* **Problem to solve**:
Check each line of the listing for the word "中国电信田村通卡" and give only the number of lines that have it.

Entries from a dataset
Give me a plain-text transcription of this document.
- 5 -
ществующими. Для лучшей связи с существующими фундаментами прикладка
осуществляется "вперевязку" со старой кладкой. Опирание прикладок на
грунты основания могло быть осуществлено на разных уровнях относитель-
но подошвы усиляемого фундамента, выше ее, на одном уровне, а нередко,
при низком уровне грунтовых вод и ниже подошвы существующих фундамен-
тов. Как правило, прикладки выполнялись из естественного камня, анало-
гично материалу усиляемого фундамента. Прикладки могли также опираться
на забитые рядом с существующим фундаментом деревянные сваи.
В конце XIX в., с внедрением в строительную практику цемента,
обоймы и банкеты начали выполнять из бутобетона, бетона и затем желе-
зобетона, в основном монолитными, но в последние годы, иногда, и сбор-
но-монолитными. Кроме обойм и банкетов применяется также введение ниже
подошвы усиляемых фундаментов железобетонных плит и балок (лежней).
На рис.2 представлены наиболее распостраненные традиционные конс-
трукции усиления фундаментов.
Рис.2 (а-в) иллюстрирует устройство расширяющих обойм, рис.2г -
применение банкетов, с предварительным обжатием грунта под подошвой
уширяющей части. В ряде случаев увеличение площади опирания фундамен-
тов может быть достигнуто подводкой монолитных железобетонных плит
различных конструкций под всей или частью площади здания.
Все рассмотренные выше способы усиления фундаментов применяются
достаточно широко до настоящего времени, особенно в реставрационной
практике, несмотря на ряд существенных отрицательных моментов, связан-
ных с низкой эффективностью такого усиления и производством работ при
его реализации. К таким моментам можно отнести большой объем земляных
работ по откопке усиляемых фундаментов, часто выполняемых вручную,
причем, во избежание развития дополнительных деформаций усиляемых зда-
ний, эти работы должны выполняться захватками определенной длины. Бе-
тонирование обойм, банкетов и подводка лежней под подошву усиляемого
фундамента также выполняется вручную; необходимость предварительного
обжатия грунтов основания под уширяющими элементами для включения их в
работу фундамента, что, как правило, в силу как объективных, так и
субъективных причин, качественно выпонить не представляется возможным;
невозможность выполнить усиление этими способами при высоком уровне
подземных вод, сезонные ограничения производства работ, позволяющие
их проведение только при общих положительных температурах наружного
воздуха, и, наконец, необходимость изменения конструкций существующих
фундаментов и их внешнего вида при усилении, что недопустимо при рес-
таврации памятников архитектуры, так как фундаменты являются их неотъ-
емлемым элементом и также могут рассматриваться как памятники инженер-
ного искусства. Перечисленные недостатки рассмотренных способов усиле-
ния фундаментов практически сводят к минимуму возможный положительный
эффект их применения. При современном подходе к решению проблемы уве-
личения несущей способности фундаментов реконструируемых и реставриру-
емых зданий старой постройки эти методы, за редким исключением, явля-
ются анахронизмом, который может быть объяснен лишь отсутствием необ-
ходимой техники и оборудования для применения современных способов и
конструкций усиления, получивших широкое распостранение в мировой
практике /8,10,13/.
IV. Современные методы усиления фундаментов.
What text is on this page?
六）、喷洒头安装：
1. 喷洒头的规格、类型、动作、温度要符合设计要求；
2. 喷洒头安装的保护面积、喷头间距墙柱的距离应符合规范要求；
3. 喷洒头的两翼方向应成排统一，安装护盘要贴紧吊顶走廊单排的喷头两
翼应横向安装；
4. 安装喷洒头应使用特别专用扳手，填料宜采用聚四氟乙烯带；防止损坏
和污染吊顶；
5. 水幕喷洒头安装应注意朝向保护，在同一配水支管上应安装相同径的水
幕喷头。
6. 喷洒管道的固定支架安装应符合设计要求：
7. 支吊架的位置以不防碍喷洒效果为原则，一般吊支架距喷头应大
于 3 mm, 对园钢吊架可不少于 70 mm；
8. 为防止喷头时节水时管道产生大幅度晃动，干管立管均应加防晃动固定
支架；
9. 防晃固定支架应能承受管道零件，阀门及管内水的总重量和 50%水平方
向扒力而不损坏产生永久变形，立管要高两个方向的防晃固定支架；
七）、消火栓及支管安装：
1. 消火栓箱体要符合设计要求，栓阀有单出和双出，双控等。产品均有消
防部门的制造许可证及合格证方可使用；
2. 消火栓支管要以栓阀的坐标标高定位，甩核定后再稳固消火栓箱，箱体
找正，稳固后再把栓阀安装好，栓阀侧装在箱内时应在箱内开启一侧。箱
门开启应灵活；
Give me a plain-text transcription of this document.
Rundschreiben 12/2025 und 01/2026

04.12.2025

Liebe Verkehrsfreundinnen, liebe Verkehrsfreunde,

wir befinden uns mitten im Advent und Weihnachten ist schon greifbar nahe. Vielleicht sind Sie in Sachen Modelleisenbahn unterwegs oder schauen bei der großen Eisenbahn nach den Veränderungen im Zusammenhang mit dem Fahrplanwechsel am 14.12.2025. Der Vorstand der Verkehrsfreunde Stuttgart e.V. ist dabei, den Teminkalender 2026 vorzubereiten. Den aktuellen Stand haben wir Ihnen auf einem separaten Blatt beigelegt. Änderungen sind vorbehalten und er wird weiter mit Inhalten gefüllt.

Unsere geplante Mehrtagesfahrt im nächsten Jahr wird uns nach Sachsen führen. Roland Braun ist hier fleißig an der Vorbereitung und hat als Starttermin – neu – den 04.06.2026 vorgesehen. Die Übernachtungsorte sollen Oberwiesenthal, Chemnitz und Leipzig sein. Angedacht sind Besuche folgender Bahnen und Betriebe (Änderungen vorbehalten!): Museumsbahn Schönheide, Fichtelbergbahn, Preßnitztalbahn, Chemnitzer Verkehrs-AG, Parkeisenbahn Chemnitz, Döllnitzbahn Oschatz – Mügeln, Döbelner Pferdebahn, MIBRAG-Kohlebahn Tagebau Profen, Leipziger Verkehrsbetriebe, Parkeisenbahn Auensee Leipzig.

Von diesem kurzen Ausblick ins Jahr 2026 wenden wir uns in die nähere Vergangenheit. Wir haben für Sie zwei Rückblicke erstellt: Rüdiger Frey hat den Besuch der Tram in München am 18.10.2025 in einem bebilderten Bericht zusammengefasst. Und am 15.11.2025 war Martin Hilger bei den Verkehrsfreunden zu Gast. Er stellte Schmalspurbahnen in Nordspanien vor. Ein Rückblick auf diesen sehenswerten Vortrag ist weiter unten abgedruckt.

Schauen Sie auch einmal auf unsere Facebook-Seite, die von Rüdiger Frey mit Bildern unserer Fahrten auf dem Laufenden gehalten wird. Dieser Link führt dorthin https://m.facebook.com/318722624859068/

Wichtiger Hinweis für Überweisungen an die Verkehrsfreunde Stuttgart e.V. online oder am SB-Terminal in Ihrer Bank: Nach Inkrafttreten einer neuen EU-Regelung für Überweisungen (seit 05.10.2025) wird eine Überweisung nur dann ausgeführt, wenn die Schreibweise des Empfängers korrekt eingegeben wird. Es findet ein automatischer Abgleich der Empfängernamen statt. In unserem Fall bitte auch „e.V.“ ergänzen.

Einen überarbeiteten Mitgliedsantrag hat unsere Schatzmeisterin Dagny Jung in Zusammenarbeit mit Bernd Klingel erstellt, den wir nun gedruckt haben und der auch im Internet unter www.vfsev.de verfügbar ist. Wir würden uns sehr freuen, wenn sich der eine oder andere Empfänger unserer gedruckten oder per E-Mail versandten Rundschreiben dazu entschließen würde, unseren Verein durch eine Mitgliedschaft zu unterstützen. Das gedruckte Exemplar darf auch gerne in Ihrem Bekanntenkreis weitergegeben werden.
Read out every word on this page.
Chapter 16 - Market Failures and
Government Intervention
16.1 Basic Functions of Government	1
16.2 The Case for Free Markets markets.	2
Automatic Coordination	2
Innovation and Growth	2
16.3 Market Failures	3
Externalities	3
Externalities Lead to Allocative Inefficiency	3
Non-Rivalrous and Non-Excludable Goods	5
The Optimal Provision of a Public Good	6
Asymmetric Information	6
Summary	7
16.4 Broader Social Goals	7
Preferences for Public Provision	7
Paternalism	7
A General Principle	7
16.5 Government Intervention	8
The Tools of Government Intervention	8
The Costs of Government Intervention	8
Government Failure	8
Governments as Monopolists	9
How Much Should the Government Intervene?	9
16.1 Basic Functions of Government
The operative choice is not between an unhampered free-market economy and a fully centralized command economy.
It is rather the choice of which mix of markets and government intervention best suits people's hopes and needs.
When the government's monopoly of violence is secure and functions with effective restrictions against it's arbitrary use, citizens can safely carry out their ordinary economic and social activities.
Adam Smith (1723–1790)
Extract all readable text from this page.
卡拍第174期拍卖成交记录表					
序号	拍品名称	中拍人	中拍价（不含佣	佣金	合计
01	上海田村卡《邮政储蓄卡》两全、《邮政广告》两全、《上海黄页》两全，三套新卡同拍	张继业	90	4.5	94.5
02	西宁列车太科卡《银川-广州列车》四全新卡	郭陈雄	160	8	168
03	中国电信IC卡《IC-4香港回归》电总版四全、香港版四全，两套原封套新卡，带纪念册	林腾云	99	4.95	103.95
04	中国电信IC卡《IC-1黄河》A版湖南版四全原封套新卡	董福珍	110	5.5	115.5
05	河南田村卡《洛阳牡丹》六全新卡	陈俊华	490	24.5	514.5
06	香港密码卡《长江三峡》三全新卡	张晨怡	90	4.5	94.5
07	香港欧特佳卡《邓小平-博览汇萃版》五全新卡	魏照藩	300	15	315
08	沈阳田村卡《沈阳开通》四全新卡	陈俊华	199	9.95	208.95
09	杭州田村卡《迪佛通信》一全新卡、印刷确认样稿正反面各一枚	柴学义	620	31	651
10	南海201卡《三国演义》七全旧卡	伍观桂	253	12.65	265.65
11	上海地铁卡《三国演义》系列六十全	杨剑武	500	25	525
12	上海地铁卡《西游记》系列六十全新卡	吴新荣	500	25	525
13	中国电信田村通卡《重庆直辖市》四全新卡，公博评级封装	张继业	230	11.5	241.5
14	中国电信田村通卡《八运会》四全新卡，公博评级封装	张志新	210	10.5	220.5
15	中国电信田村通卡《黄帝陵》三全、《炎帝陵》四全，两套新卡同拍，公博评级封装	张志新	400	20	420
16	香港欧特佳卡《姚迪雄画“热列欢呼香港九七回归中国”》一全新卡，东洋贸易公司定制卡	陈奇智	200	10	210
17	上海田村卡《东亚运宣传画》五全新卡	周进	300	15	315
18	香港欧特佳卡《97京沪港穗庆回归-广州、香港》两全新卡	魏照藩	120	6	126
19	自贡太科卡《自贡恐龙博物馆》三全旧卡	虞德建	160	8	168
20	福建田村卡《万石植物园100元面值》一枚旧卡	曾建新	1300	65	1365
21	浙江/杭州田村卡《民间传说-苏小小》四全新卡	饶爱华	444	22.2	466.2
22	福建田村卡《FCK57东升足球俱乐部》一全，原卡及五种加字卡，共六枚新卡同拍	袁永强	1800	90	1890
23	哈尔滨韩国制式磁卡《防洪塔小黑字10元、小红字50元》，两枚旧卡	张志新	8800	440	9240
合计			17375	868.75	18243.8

* **Response to this task**:
3